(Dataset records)
━━━
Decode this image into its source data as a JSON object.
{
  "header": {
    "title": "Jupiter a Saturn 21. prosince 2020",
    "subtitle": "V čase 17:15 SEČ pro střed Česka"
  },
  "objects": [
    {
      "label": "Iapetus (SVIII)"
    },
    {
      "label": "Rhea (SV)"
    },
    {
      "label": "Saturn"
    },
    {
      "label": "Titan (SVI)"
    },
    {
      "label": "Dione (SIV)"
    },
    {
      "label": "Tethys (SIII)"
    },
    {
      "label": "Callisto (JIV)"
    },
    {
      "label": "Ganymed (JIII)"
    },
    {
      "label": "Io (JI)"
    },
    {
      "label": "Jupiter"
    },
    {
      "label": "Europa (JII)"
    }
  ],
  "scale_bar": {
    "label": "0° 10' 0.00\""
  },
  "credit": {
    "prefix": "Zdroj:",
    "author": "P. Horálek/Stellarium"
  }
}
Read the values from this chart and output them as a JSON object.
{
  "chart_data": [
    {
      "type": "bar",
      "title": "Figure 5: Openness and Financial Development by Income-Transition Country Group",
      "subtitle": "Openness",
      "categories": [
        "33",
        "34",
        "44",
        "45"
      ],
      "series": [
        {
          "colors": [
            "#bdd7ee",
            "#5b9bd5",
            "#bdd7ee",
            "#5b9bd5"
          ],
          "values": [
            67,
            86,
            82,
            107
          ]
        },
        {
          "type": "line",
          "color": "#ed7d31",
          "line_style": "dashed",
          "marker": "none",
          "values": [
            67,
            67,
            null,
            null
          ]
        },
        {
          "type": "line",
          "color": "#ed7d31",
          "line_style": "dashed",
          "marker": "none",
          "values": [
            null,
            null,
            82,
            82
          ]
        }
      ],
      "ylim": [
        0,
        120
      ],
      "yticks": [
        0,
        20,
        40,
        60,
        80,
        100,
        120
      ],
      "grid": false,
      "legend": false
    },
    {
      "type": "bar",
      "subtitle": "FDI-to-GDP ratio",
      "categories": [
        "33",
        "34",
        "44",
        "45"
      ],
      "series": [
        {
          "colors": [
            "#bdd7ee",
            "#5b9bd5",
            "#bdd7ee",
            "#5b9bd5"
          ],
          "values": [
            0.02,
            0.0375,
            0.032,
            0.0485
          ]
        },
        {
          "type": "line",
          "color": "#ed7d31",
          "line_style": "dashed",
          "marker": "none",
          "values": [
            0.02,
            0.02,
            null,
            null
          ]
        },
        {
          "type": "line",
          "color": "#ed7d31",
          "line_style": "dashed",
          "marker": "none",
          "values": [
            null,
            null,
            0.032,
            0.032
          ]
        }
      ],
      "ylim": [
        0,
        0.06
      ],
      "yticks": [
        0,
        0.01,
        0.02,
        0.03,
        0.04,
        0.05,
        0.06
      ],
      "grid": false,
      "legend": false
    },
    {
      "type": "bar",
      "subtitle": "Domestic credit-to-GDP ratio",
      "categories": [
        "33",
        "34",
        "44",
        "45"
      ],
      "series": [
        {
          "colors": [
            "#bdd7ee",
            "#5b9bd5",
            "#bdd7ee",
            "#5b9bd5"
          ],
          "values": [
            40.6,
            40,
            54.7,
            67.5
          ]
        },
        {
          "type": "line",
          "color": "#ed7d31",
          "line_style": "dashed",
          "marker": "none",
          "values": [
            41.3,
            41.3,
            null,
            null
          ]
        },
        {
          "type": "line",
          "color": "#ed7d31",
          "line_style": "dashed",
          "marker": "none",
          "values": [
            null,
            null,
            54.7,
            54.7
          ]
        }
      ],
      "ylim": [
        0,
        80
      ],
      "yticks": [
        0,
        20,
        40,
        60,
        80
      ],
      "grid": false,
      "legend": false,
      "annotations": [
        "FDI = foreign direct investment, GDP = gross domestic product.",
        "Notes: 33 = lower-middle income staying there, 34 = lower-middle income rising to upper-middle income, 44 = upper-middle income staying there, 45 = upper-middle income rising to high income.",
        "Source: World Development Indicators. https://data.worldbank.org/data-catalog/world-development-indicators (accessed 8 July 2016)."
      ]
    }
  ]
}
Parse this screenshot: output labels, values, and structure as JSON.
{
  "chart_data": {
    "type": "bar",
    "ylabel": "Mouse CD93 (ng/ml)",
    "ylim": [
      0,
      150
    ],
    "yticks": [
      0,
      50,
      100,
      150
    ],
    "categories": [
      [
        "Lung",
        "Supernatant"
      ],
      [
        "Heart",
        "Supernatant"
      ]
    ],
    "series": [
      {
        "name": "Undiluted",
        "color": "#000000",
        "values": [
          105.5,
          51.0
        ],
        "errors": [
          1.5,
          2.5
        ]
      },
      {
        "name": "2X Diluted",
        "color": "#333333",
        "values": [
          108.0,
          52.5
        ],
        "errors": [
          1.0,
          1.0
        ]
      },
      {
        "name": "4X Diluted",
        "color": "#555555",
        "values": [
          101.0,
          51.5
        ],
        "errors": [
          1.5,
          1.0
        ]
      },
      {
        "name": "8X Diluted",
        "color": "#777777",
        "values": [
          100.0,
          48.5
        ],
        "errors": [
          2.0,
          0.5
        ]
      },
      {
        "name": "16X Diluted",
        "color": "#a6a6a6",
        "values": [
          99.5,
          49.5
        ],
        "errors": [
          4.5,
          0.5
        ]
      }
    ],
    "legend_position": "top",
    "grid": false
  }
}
━━━
▶ [Objective] Your reply is one number: how many lines of the records above contain the word "JSON".

▶ [Task output] 3